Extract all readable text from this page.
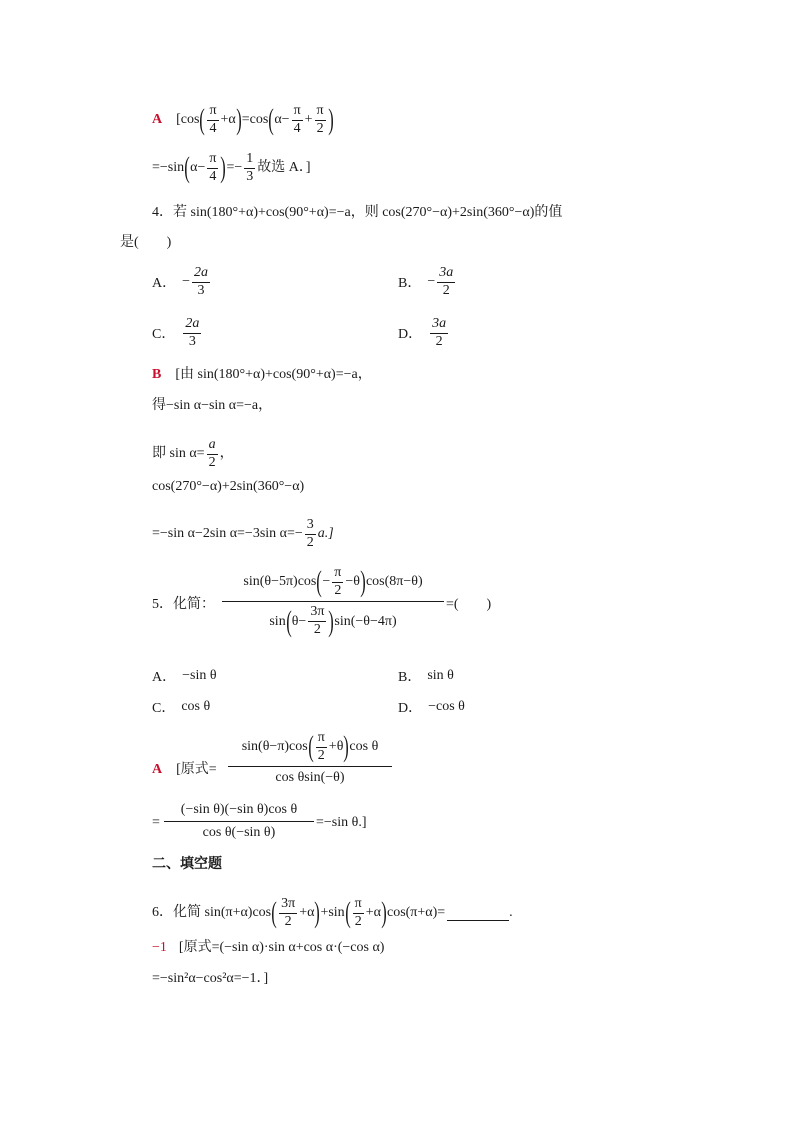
A [cos ( $\frac{\pi}{4} +\alpha$ ) =cos ( $\alpha- \frac{\pi}{4} + \frac{\pi}{2}$ )
=−sin ( $\alpha- \frac{\pi}{4}$ ) =− $\frac{1}{3}$ 故选 A．]
4．若 sin(180°+α)+cos(90°+α)=−a，则 cos(270°−α)+2sin(360°−α)的值
是(　　)
A． − $\frac{2a}{3}$	B． − $\frac{3a}{2}$
C． $\frac{2a}{3}$	D． $\frac{3a}{2}$
B [由 sin(180°+α)+cos(90°+α)=−a，
得−sin α−sin α=−a，
即 $\sin \alpha= \frac{a}{2}$ ，
cos(270°−α)+2sin(360°−α)
=−sin α−2sin α=−3sin $\alpha=- \frac{3}{2} a$.]
5．化简：
sin(θ−5π)cos ( − $\frac{\pi}{2} -\theta$ ) cos(8π−θ)
sin ( $\theta- \frac{3\pi}{2}$ ) sin(−θ−4π)
=(　　)
A． −sin θ	B． sin θ
C． cos θ	D． −cos θ
A [原式=
sin(θ−π)cos ( $\frac{\pi}{2} +\theta$ ) cos θ
cos θsin(−θ)
=
(−sin θ)(−sin θ)cos θ
cos θ(−sin θ)
=−sin θ.]
二、填空题
6．化简 sin(π+α)cos ( $\frac{3\pi}{2} +\alpha$ ) +sin ( $\frac{\pi}{2} +\alpha$ ) cos(π+α)=	.
−1 [原式=(−sin α)·sin α+cos α·(−cos α)
=−sin²α−cos²α=−1．]
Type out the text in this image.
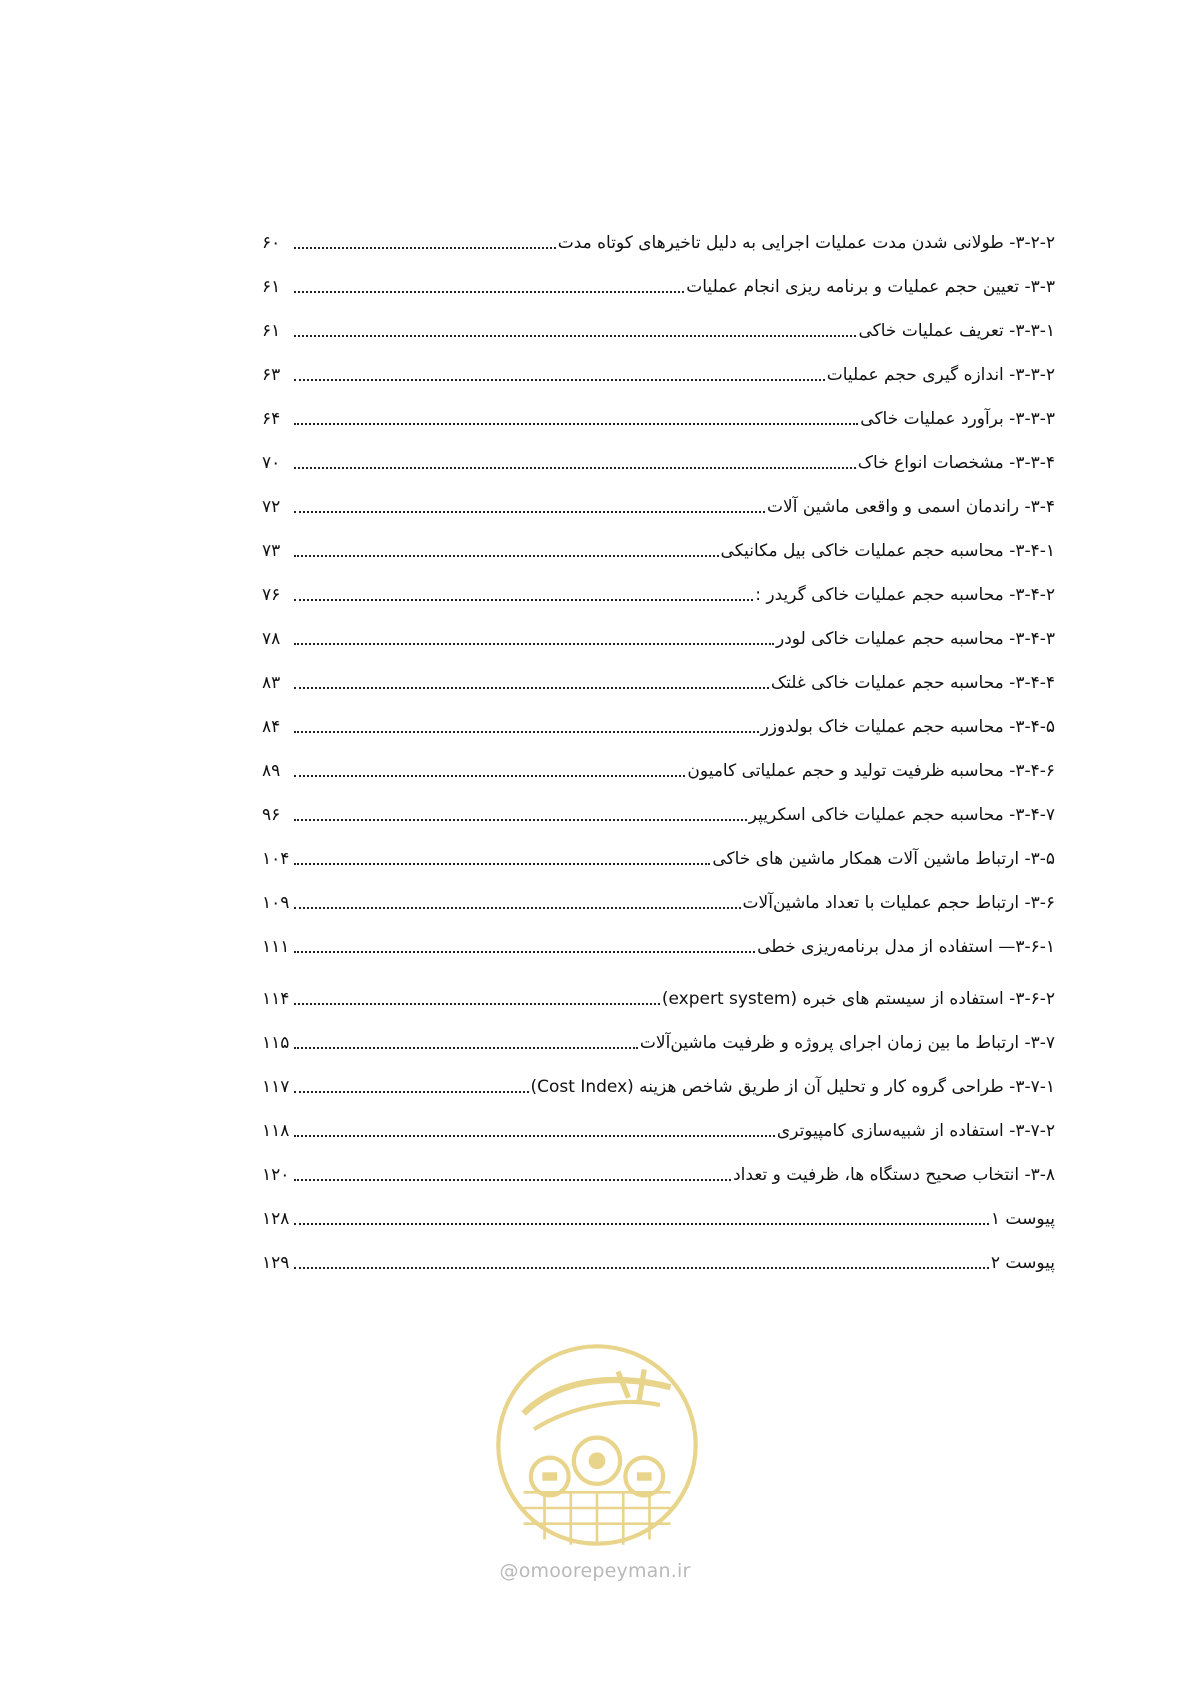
۳-۲-۲- طولانی شدن مدت عملیات اجرایی به دلیل تاخیرهای کوتاه مدت
۶۰
۳-۳- تعیین حجم عملیات و برنامه ریزی انجام عملیات
۶۱
۳-۳-۱- تعریف عملیات خاکی
۶۱
۳-۳-۲- اندازه گیری حجم عملیات
۶۳
۳-۳-۳- برآورد عملیات خاکی
۶۴
۳-۳-۴- مشخصات انواع خاک
۷۰
۳-۴- راندمان اسمی و واقعی ماشین آلات
۷۲
۳-۴-۱- محاسبه حجم عملیات خاکی بیل مکانیکی
۷۳
۳-۴-۲- محاسبه حجم عملیات خاکی گریدر :
۷۶
۳-۴-۳- محاسبه حجم عملیات خاکی لودر
۷۸
۳-۴-۴- محاسبه حجم عملیات خاکی غلتک
۸۳
۳-۴-۵- محاسبه حجم عملیات خاک بولدوزر
۸۴
۳-۴-۶- محاسبه ظرفیت تولید و حجم عملیاتی کامیون
۸۹
۳-۴-۷- محاسبه حجم عملیات خاکی اسکریپر
۹۶
۳-۵- ارتباط ماشین آلات همکار ماشین های خاکی
۱۰۴
۳-۶- ارتباط حجم عملیات با تعداد ماشین‌آلات
۱۰۹
۳-۶-۱— استفاده از مدل برنامه‌ریزی خطی
۱۱۱
۳-۶-۲- استفاده از سیستم های خبره (expert system)
۱۱۴
۳-۷- ارتباط ما بین زمان اجرای پروژه و ظرفیت ماشین‌آلات
۱۱۵
۳-۷-۱- طراحی گروه کار و تحلیل آن از طریق شاخص هزینه (Cost Index)
۱۱۷
۳-۷-۲- استفاده از شبیه‌سازی کامپیوتری
۱۱۸
۳-۸- انتخاب صحیح دستگاه ها، ظرفیت و تعداد
۱۲۰
پیوست ۱
۱۲۸
پیوست ۲
۱۲۹
@omoorepeyman.ir
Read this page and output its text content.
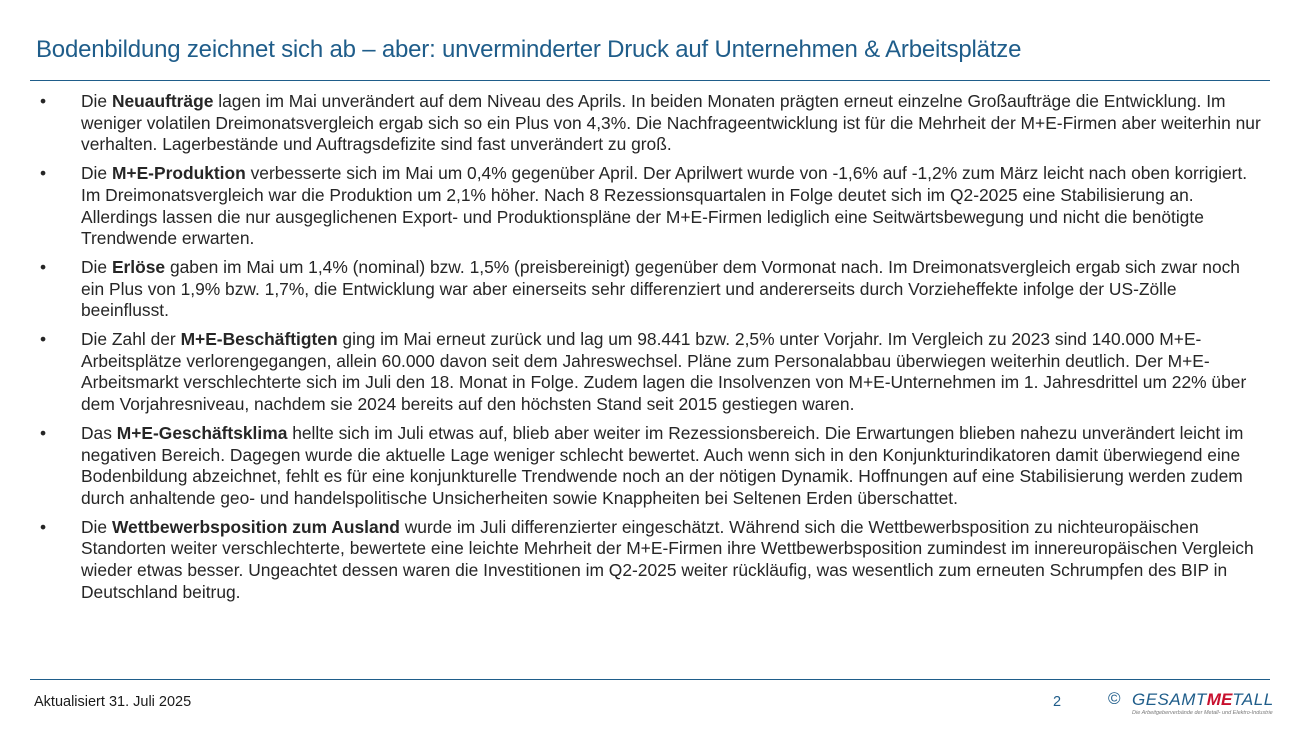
Bodenbildung zeichnet sich ab – aber: unverminderter Druck auf Unternehmen & Arbeitsplätze
•	Die Neuaufträge lagen im Mai unverändert auf dem Niveau des Aprils. In beiden Monaten prägten erneut einzelne Großaufträge die Entwicklung. Im weniger volatilen Dreimonatsvergleich ergab sich so ein Plus von 4,3%. Die Nachfrageentwicklung ist für die Mehrheit der M+E-Firmen aber weiterhin nur verhalten. Lagerbestände und Auftragsdefizite sind fast unverändert zu groß.
•	Die M+E-Produktion verbesserte sich im Mai um 0,4% gegenüber April. Der Aprilwert wurde von -1,6% auf -1,2% zum März leicht nach oben korrigiert. Im Dreimonatsvergleich war die Produktion um 2,1% höher. Nach 8 Rezessionsquartalen in Folge deutet sich im Q2-2025 eine Stabilisierung an. Allerdings lassen die nur ausgeglichenen Export- und Produktionspläne der M+E-Firmen lediglich eine Seitwärtsbewegung und nicht die benötigte Trendwende erwarten.
•	Die Erlöse gaben im Mai um 1,4% (nominal) bzw. 1,5% (preisbereinigt) gegenüber dem Vormonat nach. Im Dreimonatsvergleich ergab sich zwar noch ein Plus von 1,9% bzw. 1,7%, die Entwicklung war aber einerseits sehr differenziert und andererseits durch Vorzieheffekte infolge der US-Zölle beeinflusst.
•	Die Zahl der M+E-Beschäftigten ging im Mai erneut zurück und lag um 98.441 bzw. 2,5% unter Vorjahr. Im Vergleich zu 2023 sind 140.000 M+E-Arbeitsplätze verlorengegangen, allein 60.000 davon seit dem Jahreswechsel. Pläne zum Personalabbau überwiegen weiterhin deutlich. Der M+E-Arbeitsmarkt verschlechterte sich im Juli den 18. Monat in Folge. Zudem lagen die Insolvenzen von M+E-Unternehmen im 1. Jahresdrittel um 22% über dem Vorjahresniveau, nachdem sie 2024 bereits auf den höchsten Stand seit 2015 gestiegen waren.
•	Das M+E-Geschäftsklima hellte sich im Juli etwas auf, blieb aber weiter im Rezessionsbereich. Die Erwartungen blieben nahezu unverändert leicht im negativen Bereich. Dagegen wurde die aktuelle Lage weniger schlecht bewertet. Auch wenn sich in den Konjunkturindikatoren damit überwiegend eine Bodenbildung abzeichnet, fehlt es für eine konjunkturelle Trendwende noch an der nötigen Dynamik. Hoffnungen auf eine Stabilisierung werden zudem durch anhaltende geo- und handelspolitische Unsicherheiten sowie Knappheiten bei Seltenen Erden überschattet.
•	Die Wettbewerbsposition zum Ausland wurde im Juli differenzierter eingeschätzt. Während sich die Wettbewerbsposition zu nichteuropäischen Standorten weiter verschlechterte, bewertete eine leichte Mehrheit der M+E-Firmen ihre Wettbewerbsposition zumindest im innereuropäischen Vergleich wieder etwas besser. Ungeachtet dessen waren die Investitionen im Q2-2025 weiter rückläufig, was wesentlich zum erneuten Schrumpfen des BIP in Deutschland beitrug.
Aktualisiert 31. Juli 2025	2	© GESAMTMETALL
Die Arbeitgeberverbände der Metall- und Elektro-Industrie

*Job:*
Count the lines in the entries above that include the string "alpha", then give only that figure.

*Result of the task:*
5